EXTRACTED INFORMATION:
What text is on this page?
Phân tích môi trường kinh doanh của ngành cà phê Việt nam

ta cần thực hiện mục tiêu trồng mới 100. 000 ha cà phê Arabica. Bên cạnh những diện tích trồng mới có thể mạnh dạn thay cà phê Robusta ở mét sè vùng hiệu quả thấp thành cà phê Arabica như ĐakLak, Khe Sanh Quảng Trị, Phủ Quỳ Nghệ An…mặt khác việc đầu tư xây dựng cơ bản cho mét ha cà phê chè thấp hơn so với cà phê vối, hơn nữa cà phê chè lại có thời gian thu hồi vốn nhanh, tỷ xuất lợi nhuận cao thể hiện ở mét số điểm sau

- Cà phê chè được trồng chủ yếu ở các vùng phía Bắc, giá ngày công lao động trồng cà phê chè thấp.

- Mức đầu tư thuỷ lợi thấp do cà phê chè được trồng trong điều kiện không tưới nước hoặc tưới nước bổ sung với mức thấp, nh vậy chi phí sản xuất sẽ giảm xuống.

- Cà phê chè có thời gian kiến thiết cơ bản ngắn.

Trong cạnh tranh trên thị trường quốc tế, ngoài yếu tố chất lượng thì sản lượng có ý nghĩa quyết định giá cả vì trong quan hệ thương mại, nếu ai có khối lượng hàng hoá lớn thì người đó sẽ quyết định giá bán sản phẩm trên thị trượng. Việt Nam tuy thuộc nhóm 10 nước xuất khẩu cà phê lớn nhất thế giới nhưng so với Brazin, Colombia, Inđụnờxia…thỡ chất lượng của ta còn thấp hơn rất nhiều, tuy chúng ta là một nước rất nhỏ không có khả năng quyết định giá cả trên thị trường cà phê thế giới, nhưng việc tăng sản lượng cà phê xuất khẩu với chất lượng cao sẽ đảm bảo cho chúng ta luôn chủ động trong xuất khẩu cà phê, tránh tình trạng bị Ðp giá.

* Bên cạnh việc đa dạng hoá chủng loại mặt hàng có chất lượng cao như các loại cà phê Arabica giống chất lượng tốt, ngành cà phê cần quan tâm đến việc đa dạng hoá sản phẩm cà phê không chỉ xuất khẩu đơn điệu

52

THE EXERCISE: Return every record, word for word.

ANSWER TO THE TASK:
What text is on this page?
Phân tích môi trường kinh doanh của ngành cà phê Việt nam

ta cần thực hiện mục tiêu trồng mới 100. 000 ha cà phê Arabica. Bên cạnh những diện tích trồng mới có thể mạnh dạn thay cà phê Robusta ở mét sè vùng hiệu quả thấp thành cà phê Arabica như ĐakLak, Khe Sanh Quảng Trị, Phủ Quỳ Nghệ An…mặt khác việc đầu tư xây dựng cơ bản cho mét ha cà phê chè thấp hơn so với cà phê vối, hơn nữa cà phê chè lại có thời gian thu hồi vốn nhanh, tỷ xuất lợi nhuận cao thể hiện ở mét số điểm sau

- Cà phê chè được trồng chủ yếu ở các vùng phía Bắc, giá ngày công lao động trồng cà phê chè thấp.

- Mức đầu tư thuỷ lợi thấp do cà phê chè được trồng trong điều kiện không tưới nước hoặc tưới nước bổ sung với mức thấp, nh vậy chi phí sản xuất sẽ giảm xuống.

- Cà phê chè có thời gian kiến thiết cơ bản ngắn.

Trong cạnh tranh trên thị trường quốc tế, ngoài yếu tố chất lượng thì sản lượng có ý nghĩa quyết định giá cả vì trong quan hệ thương mại, nếu ai có khối lượng hàng hoá lớn thì người đó sẽ quyết định giá bán sản phẩm trên thị trượng. Việt Nam tuy thuộc nhóm 10 nước xuất khẩu cà phê lớn nhất thế giới nhưng so với Brazin, Colombia, Inđụnờxia…thỡ chất lượng của ta còn thấp hơn rất nhiều, tuy chúng ta là một nước rất nhỏ không có khả năng quyết định giá cả trên thị trường cà phê thế giới, nhưng việc tăng sản lượng cà phê xuất khẩu với chất lượng cao sẽ đảm bảo cho chúng ta luôn chủ động trong xuất khẩu cà phê, tránh tình trạng bị Ðp giá.

* Bên cạnh việc đa dạng hoá chủng loại mặt hàng có chất lượng cao như các loại cà phê Arabica giống chất lượng tốt, ngành cà phê cần quan tâm đến việc đa dạng hoá sản phẩm cà phê không chỉ xuất khẩu đơn điệu

52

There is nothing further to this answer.